The task: Send each entry back exactly as given, pictures excluded.

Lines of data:
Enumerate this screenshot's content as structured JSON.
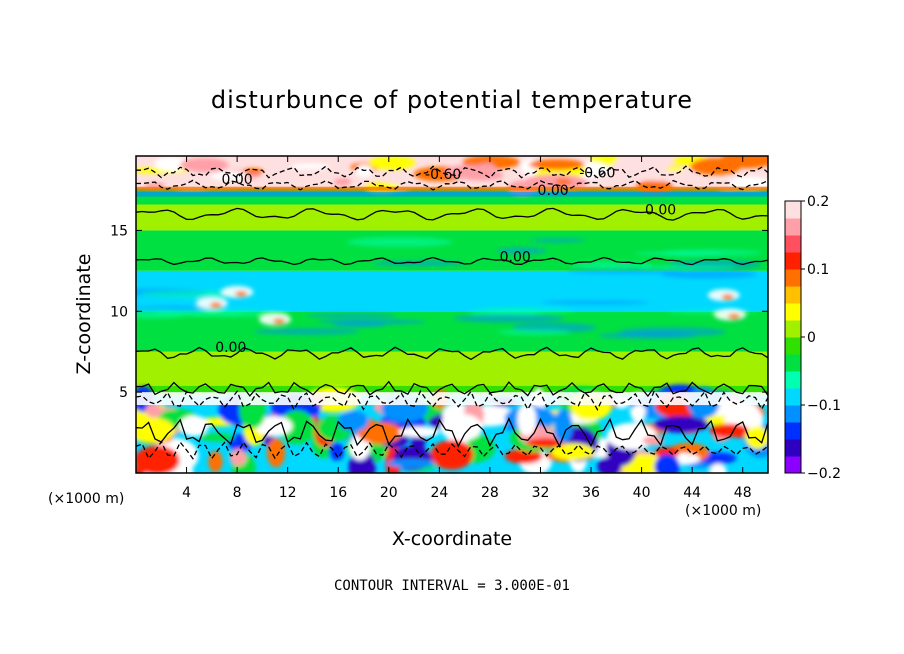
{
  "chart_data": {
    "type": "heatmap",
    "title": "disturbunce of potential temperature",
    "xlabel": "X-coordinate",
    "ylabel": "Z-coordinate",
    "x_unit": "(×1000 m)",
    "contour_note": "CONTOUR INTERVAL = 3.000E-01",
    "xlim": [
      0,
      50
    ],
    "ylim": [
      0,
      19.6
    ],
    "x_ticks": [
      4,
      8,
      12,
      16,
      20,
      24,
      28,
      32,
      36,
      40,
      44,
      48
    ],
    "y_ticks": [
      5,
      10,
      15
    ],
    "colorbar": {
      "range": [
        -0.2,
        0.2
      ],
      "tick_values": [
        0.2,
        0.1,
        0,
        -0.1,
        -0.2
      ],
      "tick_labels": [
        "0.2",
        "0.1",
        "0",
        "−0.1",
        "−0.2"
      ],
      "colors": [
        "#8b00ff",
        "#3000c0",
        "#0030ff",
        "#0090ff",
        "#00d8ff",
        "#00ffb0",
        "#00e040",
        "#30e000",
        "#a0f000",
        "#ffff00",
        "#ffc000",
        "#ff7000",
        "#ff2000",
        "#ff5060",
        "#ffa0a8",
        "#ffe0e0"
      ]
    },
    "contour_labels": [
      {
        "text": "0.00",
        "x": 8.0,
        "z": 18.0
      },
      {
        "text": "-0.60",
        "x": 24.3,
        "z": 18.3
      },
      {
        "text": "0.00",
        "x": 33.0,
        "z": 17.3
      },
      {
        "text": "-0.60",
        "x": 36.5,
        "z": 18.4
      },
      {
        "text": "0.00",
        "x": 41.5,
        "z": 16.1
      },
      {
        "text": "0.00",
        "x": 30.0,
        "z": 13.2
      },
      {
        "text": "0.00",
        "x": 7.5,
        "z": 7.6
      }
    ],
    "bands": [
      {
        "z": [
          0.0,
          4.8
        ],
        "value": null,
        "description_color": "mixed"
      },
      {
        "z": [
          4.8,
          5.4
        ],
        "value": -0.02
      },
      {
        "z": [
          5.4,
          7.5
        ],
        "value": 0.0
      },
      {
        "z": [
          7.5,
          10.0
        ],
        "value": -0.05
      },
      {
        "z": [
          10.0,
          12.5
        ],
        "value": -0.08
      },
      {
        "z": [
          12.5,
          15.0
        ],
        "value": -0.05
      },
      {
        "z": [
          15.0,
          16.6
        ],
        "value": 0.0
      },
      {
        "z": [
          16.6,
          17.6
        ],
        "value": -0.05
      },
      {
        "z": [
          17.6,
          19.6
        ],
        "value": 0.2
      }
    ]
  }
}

Answer below:
Enumerate this screenshot's content as structured JSON.
{
  "chart_data": {
    "type": "heatmap",
    "title": "disturbunce of potential temperature",
    "xlabel": "X-coordinate",
    "ylabel": "Z-coordinate",
    "x_unit": "(×1000 m)",
    "contour_note": "CONTOUR INTERVAL = 3.000E-01",
    "xlim": [
      0,
      50
    ],
    "ylim": [
      0,
      19.6
    ],
    "x_ticks": [
      4,
      8,
      12,
      16,
      20,
      24,
      28,
      32,
      36,
      40,
      44,
      48
    ],
    "y_ticks": [
      5,
      10,
      15
    ],
    "colorbar": {
      "range": [
        -0.2,
        0.2
      ],
      "tick_values": [
        0.2,
        0.1,
        0,
        -0.1,
        -0.2
      ],
      "tick_labels": [
        "0.2",
        "0.1",
        "0",
        "−0.1",
        "−0.2"
      ],
      "colors": [
        "#8b00ff",
        "#3000c0",
        "#0030ff",
        "#0090ff",
        "#00d8ff",
        "#00ffb0",
        "#00e040",
        "#30e000",
        "#a0f000",
        "#ffff00",
        "#ffc000",
        "#ff7000",
        "#ff2000",
        "#ff5060",
        "#ffa0a8",
        "#ffe0e0"
      ]
    },
    "contour_labels": [
      {
        "text": "0.00",
        "x": 8.0,
        "z": 18.0
      },
      {
        "text": "-0.60",
        "x": 24.3,
        "z": 18.3
      },
      {
        "text": "0.00",
        "x": 33.0,
        "z": 17.3
      },
      {
        "text": "-0.60",
        "x": 36.5,
        "z": 18.4
      },
      {
        "text": "0.00",
        "x": 41.5,
        "z": 16.1
      },
      {
        "text": "0.00",
        "x": 30.0,
        "z": 13.2
      },
      {
        "text": "0.00",
        "x": 7.5,
        "z": 7.6
      }
    ],
    "bands": [
      {
        "z": [
          0.0,
          4.8
        ],
        "value": null,
        "description_color": "mixed"
      },
      {
        "z": [
          4.8,
          5.4
        ],
        "value": -0.02
      },
      {
        "z": [
          5.4,
          7.5
        ],
        "value": 0.0
      },
      {
        "z": [
          7.5,
          10.0
        ],
        "value": -0.05
      },
      {
        "z": [
          10.0,
          12.5
        ],
        "value": -0.08
      },
      {
        "z": [
          12.5,
          15.0
        ],
        "value": -0.05
      },
      {
        "z": [
          15.0,
          16.6
        ],
        "value": 0.0
      },
      {
        "z": [
          16.6,
          17.6
        ],
        "value": -0.05
      },
      {
        "z": [
          17.6,
          19.6
        ],
        "value": 0.2
      }
    ]
  }
}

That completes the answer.